* **Texto fornecido**
____________

A primeira tradução brasileira só viria 25 anos depois da fundação da FEB. O livro Os Quatro Evangelhos foi editado em três volumes na edição de 1909 traduzida por pelo militar e escritor Francisco Raimundo Ewerton Quadros.
No entanto, a edição definitiva só veio em 1920, quando o engenheiro Luiz Olímpio Guillon Ribeiro traduziu o livro de Roustaing e o dividiu em quatro volumes. É esta a tradução que se encontra no mercado, até hoje, através da editora da FEB.
A polêmica causada pelo livro, que gerou uma reação enérgica dos adeptos do espiritismo científico, que achavam absurdas as ideias difundidas no livro, fez com que o conflito entre roustanguistas (ou rustanistas, num aportuguesamento simplificado) repercutisse de forma problemática nos bastidores do chamado movimento espírita.
Com isso, mesmo com a FEB mantendo Os Quatro Evangelhos como um dos livros básicos de sua "doutrina", aos poucos se esforçou em ocultar a figura de Roustaing, tão misteriosa que não se tem sequer alguma foto que o identificasse.
A enigmática figura de Roustaing, que na França havia tido desavenças com Kardec - que, educadamente, se esforçava em questionar os erros de Roustaing com paciência e habilidade filosóficas - e que, de sua parte, fez do professor lionês seu desafeto, hoje é esquecida e pouco difundida pelo espiritolicismo, apesar de suas ideias continuarem valendo.

____________

* **Problemas e tarefas**
1. Reescreva de forma mais curta o parágrafo do texto sobre Os Quatro Evangelhos que começa com "No entanto, a edição definitiva", mantendo os fatos principais.
2. Prossiga o texto sobre Os Quatro Evangelhos a partir da última frase apresentada.
As linhas não têm papel nenhum nesta atividade.

(Entradas do conjunto de dados de layout)
____________

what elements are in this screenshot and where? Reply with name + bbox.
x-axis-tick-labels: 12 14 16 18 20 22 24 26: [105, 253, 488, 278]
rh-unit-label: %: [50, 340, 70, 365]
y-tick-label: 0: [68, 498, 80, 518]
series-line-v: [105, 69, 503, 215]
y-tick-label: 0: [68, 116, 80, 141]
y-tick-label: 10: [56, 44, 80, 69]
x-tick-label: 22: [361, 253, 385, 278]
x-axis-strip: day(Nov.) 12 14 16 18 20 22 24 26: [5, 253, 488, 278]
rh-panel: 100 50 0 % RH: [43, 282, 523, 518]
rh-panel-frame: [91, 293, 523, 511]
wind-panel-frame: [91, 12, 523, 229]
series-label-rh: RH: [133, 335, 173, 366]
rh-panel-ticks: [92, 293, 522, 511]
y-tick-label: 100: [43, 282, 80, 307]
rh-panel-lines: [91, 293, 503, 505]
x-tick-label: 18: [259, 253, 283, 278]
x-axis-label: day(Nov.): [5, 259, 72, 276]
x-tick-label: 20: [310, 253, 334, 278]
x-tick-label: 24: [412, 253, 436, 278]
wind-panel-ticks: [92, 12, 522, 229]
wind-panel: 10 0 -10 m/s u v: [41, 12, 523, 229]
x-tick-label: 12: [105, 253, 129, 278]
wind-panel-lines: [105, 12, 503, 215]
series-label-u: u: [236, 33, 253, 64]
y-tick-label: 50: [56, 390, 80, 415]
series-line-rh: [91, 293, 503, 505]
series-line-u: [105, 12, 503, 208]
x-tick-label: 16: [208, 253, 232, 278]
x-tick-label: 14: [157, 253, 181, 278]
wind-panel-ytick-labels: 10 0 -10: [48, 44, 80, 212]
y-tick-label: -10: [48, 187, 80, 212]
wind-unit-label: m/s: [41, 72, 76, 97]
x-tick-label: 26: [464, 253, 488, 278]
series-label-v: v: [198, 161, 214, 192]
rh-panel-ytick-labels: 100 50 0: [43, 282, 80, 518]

____________

* **Respostas em ordem**
1. A edição definitiva saiu em 1920, com a tradução do livro de Roustaing feita pelo engenheiro Luiz Olímpio Guillon Ribeiro, que o dividiu em quatro volumes. Essa tradução ainda é vendida hoje pela editora da FEB.

2.
Afinal, descontado o absurdo da reencarnação em forma de vermes, animais ou vegetais, a FEB manteve o legado de Roustaing que, na sua "doutrina espírita", contribuiu sobretudo no desenvolvimento de ritos inspirados no Catolicismo - como a "água fluidificada" para a "água benta" católica, o "auxílio fraterno" para o confessionário, os médiuns "sacerdotais" etc.
Além disso, a herança de Roustaing - dissimulado hoje pela memória espiritólica como um moleque que quebrou o vidro da casa de alguém e foge - se estendeu também pelas visões moralistas, pelo misticismo extremo e surreal e pela verborragia pseudo-científica que o espiritolicismo utiliza nos nossos dias.
Hoje os ideólogos do espiritolicismo tentam, erroneamente, atribuir as ideias de Roustaing a Allan Kardec, já que é de praxe a FEB forçar o vínculo definitivo entre esses dois autores, de abordagens completamente diferentes e opostas do conhecimento espírita, com a vantagem real para Kardec, cujo trabalho científico é praticamente ignorado pelos "espíritas" do Brasil.